Exercise →
Write out the lines from the line containing "Read out every word on this page." through the final line of the listing below, exactly, omitting every other line.

[A run of records]

* Begin *

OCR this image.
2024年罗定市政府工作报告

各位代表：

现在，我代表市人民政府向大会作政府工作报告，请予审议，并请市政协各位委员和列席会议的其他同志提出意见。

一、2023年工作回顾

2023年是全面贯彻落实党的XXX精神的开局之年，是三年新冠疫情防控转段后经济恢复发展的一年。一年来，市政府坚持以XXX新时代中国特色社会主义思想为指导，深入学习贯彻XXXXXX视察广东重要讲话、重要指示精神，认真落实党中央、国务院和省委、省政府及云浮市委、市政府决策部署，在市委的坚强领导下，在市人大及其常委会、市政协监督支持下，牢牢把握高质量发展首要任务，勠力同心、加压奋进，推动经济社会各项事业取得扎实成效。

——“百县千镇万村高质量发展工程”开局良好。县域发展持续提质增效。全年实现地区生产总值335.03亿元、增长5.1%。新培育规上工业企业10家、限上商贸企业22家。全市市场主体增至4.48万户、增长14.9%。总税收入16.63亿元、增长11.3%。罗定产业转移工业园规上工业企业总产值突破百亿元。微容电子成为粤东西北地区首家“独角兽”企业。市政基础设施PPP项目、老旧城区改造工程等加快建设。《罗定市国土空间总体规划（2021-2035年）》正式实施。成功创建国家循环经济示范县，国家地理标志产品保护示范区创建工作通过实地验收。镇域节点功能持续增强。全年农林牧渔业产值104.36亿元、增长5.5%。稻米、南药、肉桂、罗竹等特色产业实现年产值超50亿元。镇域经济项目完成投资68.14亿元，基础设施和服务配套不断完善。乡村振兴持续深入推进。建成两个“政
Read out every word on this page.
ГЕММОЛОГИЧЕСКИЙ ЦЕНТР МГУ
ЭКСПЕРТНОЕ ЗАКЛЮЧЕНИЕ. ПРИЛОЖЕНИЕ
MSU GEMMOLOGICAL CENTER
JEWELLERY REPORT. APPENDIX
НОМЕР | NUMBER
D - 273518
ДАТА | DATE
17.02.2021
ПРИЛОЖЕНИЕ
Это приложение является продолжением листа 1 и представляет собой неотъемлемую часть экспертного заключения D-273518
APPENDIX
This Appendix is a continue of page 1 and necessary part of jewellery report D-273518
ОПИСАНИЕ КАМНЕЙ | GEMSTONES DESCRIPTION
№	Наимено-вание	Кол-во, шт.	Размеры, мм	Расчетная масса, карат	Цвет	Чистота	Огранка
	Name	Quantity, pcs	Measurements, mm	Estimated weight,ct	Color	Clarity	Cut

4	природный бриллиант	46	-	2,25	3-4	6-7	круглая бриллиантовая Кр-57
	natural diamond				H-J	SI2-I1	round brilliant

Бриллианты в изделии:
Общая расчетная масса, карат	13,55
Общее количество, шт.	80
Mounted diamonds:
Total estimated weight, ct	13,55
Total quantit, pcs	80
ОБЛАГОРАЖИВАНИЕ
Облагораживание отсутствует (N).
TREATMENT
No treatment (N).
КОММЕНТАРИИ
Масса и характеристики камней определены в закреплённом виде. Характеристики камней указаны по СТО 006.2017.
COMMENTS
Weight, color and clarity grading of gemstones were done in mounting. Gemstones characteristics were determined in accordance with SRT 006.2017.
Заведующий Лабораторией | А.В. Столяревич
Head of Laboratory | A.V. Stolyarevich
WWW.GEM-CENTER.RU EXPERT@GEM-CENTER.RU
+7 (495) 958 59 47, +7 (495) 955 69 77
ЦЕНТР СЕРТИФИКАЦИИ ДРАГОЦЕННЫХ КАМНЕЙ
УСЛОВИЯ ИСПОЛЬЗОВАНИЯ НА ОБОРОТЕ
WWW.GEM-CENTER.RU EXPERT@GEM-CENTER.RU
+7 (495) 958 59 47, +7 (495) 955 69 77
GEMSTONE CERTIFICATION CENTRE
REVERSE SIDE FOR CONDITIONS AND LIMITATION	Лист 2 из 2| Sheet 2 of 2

* End *

Solved problem →
Read out every word on this page.
ГЕММОЛОГИЧЕСКИЙ ЦЕНТР МГУ
ЭКСПЕРТНОЕ ЗАКЛЮЧЕНИЕ. ПРИЛОЖЕНИЕ
MSU GEMMOLOGICAL CENTER
JEWELLERY REPORT. APPENDIX
НОМЕР | NUMBER
D - 273518
ДАТА | DATE
17.02.2021
ПРИЛОЖЕНИЕ
Это приложение является продолжением листа 1 и представляет собой неотъемлемую часть экспертного заключения D-273518
APPENDIX
This Appendix is a continue of page 1 and necessary part of jewellery report D-273518
ОПИСАНИЕ КАМНЕЙ | GEMSTONES DESCRIPTION
№	Наимено-вание	Кол-во, шт.	Размеры, мм	Расчетная масса, карат	Цвет	Чистота	Огранка
	Name	Quantity, pcs	Measurements, mm	Estimated weight,ct	Color	Clarity	Cut

4	природный бриллиант	46	-	2,25	3-4	6-7	круглая бриллиантовая Кр-57
	natural diamond				H-J	SI2-I1	round brilliant

Бриллианты в изделии:
Общая расчетная масса, карат	13,55
Общее количество, шт.	80
Mounted diamonds:
Total estimated weight, ct	13,55
Total quantit, pcs	80
ОБЛАГОРАЖИВАНИЕ
Облагораживание отсутствует (N).
TREATMENT
No treatment (N).
КОММЕНТАРИИ
Масса и характеристики камней определены в закреплённом виде. Характеристики камней указаны по СТО 006.2017.
COMMENTS
Weight, color and clarity grading of gemstones were done in mounting. Gemstones characteristics were determined in accordance with SRT 006.2017.
Заведующий Лабораторией | А.В. Столяревич
Head of Laboratory | A.V. Stolyarevich
WWW.GEM-CENTER.RU EXPERT@GEM-CENTER.RU
+7 (495) 958 59 47, +7 (495) 955 69 77
ЦЕНТР СЕРТИФИКАЦИИ ДРАГОЦЕННЫХ КАМНЕЙ
УСЛОВИЯ ИСПОЛЬЗОВАНИЯ НА ОБОРОТЕ
WWW.GEM-CENTER.RU EXPERT@GEM-CENTER.RU
+7 (495) 958 59 47, +7 (495) 955 69 77
GEMSTONE CERTIFICATION CENTRE
REVERSE SIDE FOR CONDITIONS AND LIMITATION	Лист 2 из 2| Sheet 2 of 2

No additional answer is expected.